DATA LISTING

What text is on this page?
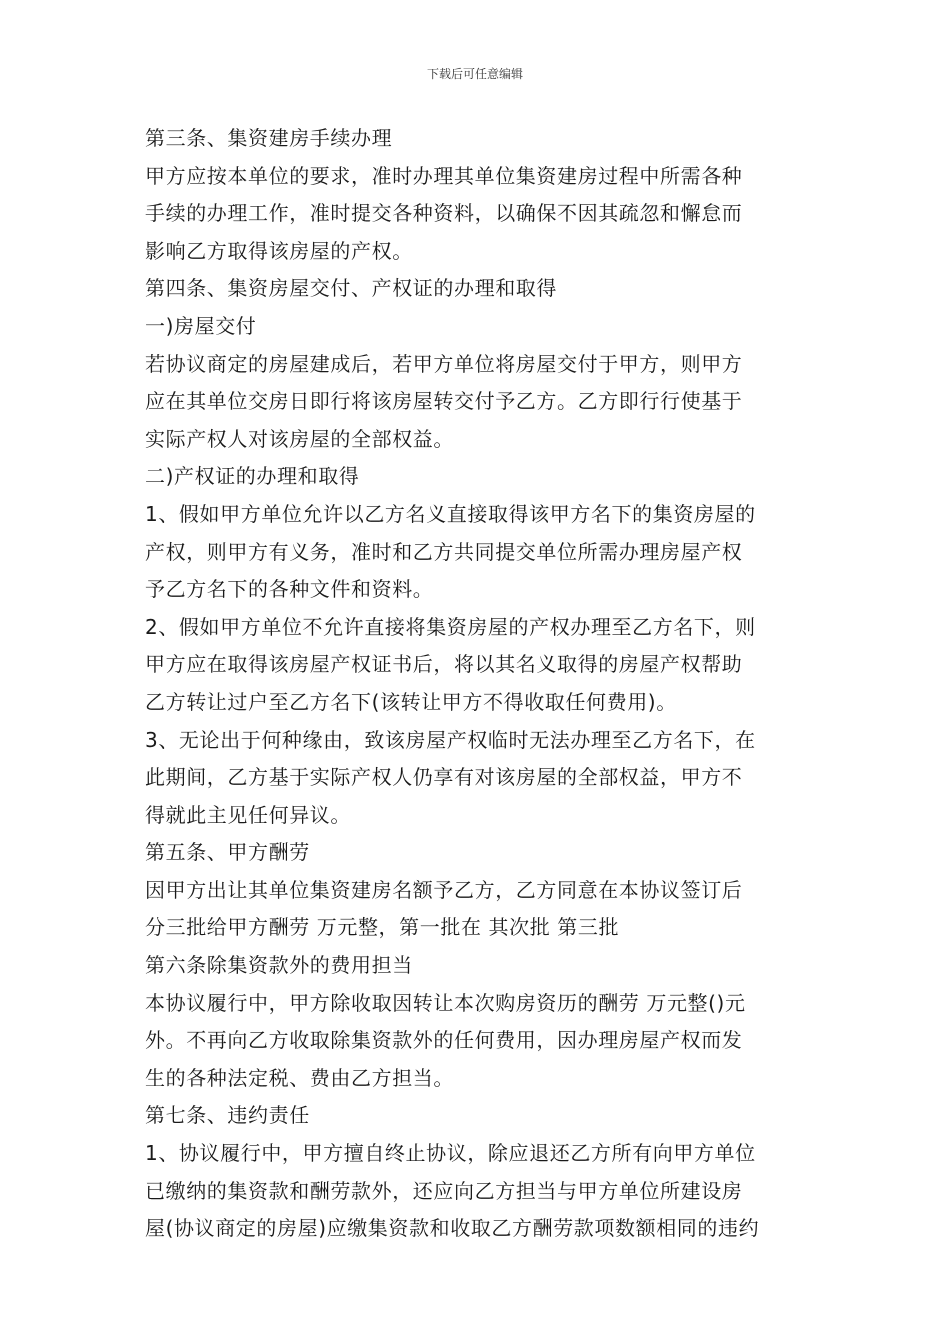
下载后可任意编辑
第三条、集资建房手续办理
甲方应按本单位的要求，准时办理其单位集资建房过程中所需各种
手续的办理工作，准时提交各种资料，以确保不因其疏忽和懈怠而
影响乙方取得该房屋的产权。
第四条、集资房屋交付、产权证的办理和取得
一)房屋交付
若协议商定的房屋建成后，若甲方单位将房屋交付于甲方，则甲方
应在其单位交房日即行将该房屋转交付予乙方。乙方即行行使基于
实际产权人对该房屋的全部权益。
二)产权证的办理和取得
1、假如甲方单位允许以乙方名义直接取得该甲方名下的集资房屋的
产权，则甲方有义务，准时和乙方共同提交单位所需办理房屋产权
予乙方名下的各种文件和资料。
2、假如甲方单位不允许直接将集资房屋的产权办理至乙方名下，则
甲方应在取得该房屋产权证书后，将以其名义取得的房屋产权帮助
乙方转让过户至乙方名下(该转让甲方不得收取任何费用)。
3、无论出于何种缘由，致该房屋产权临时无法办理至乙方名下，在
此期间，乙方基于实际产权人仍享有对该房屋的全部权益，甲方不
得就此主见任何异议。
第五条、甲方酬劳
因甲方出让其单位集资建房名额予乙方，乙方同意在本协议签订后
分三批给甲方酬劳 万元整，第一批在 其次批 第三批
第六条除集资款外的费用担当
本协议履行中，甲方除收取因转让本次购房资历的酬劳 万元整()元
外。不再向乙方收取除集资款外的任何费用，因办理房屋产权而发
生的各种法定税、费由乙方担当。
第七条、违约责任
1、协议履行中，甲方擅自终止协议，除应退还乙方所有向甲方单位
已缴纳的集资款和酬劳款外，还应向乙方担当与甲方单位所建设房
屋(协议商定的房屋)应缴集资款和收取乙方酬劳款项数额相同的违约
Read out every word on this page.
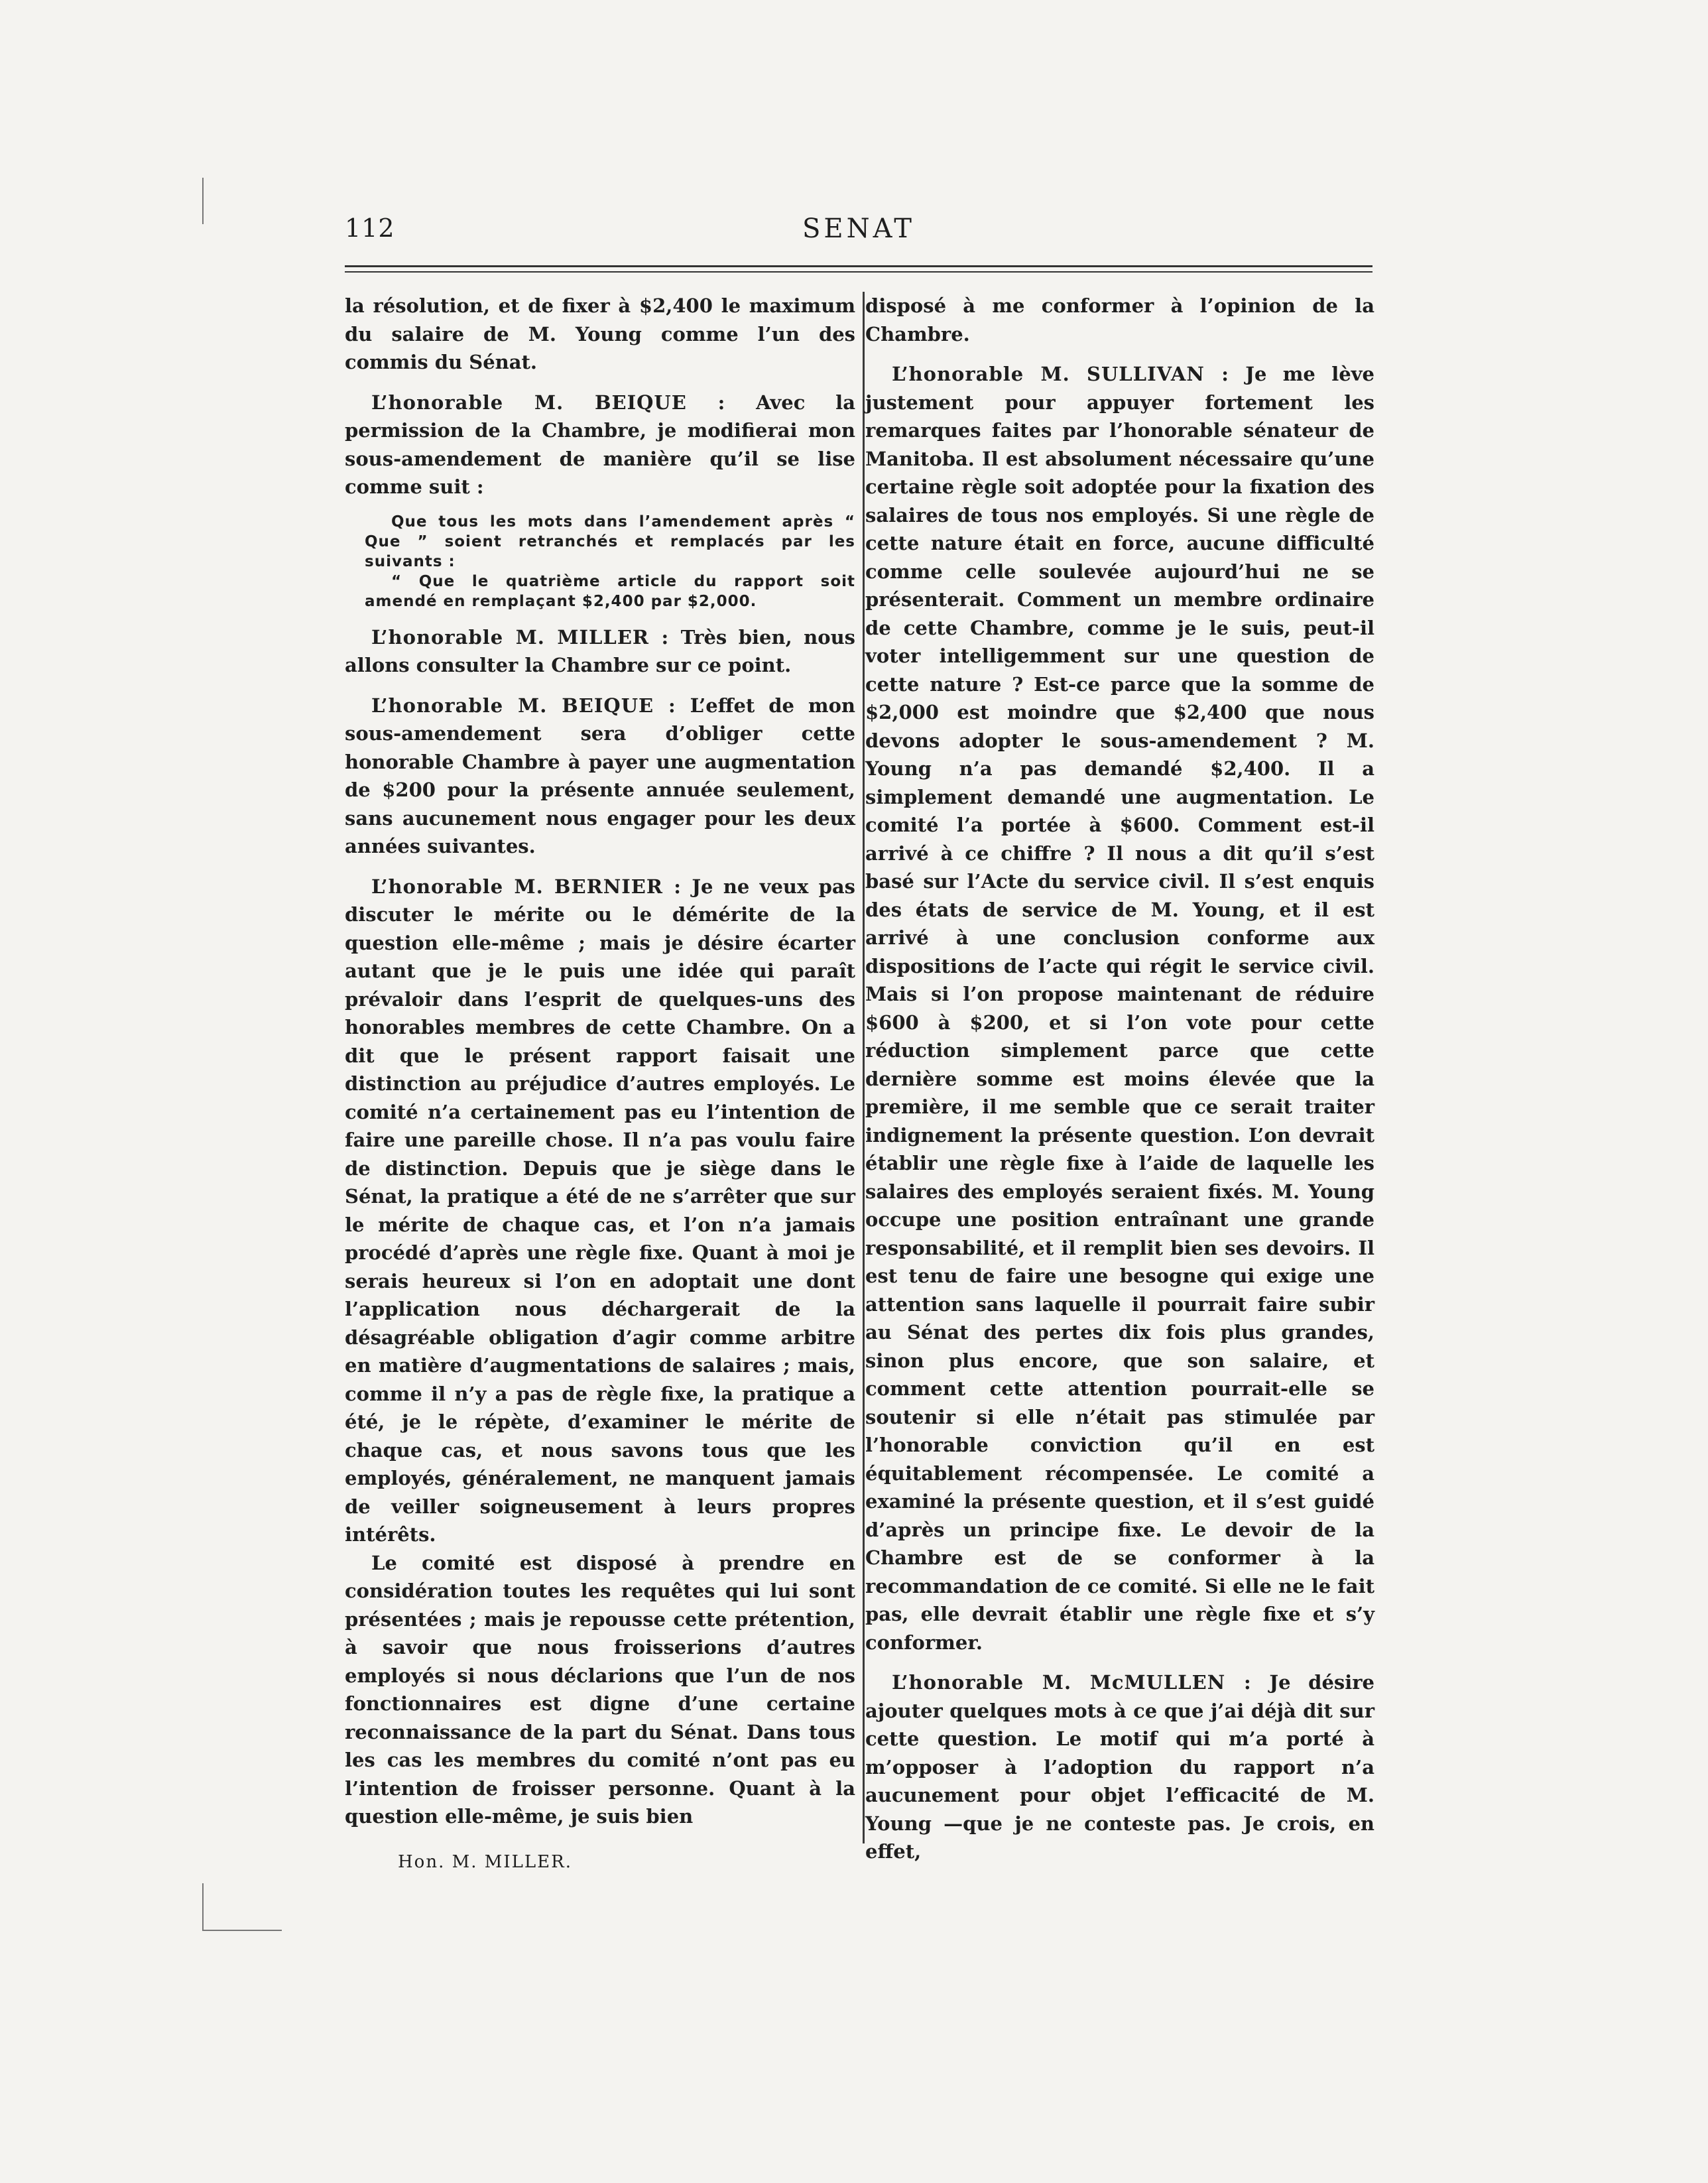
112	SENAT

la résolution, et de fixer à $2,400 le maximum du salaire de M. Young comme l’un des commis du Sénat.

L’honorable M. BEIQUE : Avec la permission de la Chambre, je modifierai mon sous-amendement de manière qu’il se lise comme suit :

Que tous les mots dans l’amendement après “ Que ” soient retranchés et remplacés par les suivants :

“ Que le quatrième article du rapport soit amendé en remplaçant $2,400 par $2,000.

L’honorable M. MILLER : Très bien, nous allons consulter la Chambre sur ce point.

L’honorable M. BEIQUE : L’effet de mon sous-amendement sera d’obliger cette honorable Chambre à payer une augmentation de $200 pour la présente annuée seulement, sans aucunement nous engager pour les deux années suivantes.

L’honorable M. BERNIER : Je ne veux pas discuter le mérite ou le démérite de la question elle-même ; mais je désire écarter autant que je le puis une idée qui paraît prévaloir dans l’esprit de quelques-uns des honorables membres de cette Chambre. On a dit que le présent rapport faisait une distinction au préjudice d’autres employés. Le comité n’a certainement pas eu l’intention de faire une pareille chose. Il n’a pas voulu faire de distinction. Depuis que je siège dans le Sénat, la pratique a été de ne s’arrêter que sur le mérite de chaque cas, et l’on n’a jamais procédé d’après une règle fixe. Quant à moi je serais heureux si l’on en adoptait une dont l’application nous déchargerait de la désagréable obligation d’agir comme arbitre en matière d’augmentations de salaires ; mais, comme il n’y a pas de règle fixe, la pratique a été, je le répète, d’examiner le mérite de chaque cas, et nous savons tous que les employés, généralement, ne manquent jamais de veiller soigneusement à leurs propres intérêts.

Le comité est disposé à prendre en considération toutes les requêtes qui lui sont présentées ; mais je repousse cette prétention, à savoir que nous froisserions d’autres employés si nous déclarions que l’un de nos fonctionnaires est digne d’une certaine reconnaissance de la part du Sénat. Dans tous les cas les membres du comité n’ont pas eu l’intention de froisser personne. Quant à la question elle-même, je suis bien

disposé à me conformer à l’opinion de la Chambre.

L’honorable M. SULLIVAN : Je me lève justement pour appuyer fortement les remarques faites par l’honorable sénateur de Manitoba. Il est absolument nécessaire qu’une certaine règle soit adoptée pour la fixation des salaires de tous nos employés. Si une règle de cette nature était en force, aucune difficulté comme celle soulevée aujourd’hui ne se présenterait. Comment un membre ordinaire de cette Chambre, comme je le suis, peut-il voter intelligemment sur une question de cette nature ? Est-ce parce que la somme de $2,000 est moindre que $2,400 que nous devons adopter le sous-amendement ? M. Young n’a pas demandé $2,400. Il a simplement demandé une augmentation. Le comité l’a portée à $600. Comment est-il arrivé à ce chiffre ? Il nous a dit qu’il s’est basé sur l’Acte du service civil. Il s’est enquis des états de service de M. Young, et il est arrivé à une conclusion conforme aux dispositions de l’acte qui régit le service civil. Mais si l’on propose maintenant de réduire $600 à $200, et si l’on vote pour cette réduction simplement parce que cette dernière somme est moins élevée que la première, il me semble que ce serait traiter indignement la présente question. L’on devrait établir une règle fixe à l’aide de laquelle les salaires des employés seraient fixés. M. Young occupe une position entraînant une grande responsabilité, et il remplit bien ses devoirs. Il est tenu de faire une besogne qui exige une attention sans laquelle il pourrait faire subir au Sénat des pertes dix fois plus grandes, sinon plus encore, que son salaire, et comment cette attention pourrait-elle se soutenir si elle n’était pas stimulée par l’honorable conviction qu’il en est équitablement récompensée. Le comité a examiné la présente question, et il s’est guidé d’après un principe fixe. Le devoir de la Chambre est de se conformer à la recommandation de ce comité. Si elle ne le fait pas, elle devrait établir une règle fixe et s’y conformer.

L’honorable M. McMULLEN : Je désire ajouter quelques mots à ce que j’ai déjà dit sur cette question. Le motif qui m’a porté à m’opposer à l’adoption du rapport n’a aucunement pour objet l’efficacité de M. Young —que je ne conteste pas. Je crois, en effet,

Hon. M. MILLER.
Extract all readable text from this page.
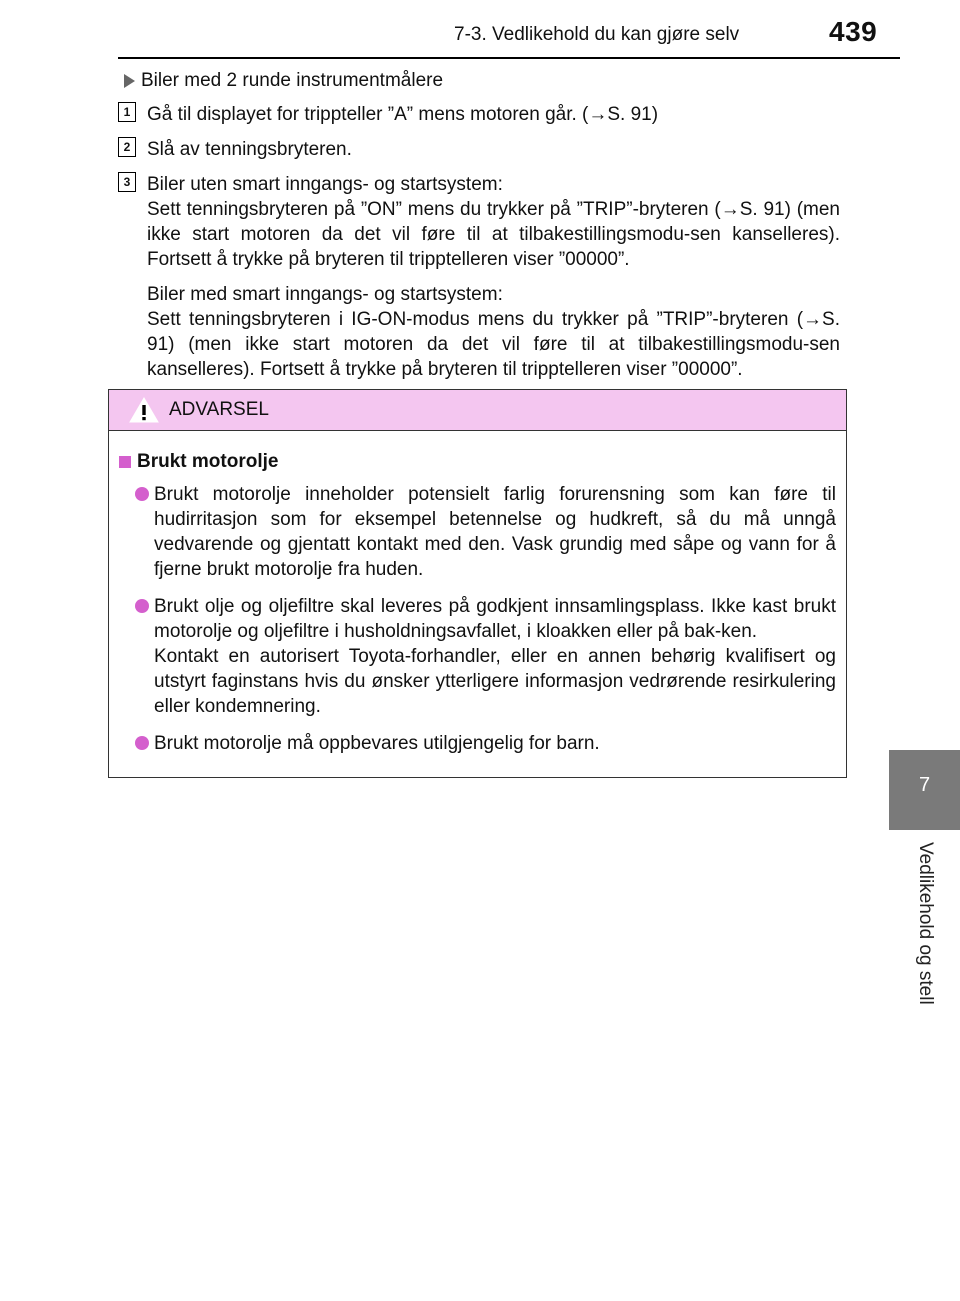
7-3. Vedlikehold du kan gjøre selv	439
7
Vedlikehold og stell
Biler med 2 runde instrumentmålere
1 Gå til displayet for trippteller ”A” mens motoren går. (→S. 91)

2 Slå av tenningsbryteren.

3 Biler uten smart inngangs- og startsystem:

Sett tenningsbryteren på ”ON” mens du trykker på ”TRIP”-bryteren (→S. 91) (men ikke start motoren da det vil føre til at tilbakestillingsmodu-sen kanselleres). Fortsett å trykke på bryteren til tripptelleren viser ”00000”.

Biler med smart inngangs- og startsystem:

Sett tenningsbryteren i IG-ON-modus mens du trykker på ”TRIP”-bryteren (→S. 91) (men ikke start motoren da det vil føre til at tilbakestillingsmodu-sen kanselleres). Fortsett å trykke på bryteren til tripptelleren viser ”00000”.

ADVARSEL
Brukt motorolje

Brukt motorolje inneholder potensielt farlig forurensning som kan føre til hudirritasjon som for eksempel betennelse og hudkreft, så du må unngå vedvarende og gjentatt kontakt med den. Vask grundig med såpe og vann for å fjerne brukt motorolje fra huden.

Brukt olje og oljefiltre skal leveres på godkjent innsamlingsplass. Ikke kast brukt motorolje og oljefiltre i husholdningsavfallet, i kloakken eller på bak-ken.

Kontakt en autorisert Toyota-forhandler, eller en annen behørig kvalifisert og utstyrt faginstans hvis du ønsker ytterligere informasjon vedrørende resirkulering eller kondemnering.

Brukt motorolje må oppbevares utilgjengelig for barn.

WHAT THIS TASK INVOLVES
The lines above form a set of records; determine how many of them contain the string "mots" and give that number alone.

RESPONSE BELOW
2